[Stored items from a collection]
+--
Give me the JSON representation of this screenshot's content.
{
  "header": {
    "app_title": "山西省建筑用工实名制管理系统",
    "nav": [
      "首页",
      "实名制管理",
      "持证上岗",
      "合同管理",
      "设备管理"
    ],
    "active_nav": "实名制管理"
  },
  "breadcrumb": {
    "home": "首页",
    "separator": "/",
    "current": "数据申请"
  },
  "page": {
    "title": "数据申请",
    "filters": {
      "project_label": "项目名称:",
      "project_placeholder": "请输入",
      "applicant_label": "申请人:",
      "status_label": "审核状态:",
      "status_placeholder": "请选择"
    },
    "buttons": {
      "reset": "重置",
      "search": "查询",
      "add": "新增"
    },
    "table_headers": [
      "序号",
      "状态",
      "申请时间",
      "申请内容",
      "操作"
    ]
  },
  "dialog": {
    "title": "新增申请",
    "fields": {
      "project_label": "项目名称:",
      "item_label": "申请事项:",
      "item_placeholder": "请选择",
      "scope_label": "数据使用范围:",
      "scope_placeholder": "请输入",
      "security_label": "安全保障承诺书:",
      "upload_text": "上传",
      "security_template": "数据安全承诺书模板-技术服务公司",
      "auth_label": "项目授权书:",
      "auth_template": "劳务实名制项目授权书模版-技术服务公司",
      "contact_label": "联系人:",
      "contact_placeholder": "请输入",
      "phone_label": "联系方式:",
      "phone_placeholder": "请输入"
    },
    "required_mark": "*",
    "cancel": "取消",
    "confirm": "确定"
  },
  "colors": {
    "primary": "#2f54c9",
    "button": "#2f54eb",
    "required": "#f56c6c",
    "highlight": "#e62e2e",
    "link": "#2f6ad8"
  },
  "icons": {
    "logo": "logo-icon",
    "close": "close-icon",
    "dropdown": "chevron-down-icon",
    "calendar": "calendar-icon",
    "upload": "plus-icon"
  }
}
+--
■ Stated goal: Read the entries and pick out all lines that include the word "技术服务公司".

■ Full response:
      "security_template": "数据安全承诺书模板-技术服务公司",
      "auth_template": "劳务实名制项目授权书模版-技术服务公司",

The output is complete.